Material provided –
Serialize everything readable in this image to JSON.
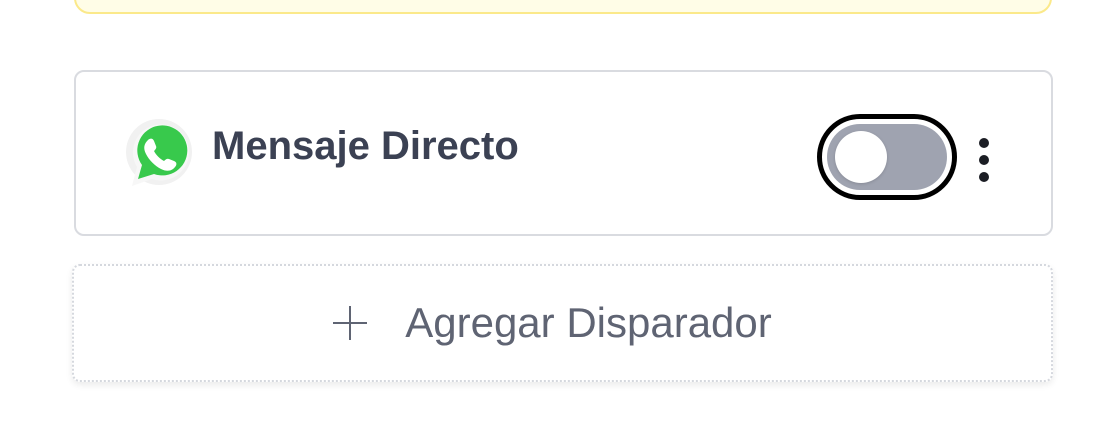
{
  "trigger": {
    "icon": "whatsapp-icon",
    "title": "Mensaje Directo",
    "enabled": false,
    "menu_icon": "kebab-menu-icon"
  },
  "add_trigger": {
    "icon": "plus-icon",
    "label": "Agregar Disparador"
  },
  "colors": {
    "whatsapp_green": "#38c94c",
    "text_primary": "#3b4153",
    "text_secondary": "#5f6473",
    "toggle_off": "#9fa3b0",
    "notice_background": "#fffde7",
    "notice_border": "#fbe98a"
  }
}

---

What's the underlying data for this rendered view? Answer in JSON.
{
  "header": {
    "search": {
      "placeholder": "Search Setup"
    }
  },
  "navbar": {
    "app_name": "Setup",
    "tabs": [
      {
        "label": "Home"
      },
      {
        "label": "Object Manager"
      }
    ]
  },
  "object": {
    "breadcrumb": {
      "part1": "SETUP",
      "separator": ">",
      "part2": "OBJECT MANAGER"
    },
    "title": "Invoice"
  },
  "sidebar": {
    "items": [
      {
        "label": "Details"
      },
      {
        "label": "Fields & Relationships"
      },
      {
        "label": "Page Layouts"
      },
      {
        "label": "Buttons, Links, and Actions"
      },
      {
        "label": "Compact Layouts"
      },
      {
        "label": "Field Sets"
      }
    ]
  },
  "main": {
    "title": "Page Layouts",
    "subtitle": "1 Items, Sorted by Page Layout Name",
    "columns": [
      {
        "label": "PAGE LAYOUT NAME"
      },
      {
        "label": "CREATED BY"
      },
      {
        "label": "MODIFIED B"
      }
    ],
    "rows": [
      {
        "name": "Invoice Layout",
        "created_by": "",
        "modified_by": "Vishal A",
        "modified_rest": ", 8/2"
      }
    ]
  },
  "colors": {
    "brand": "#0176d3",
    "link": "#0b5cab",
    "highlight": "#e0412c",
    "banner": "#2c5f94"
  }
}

Written task –
Show the lines that mention the word "JSON".

Result of the task –
Serialize everything readable in this image to JSON.
What's the underlying data for this rendered view? Answer in JSON.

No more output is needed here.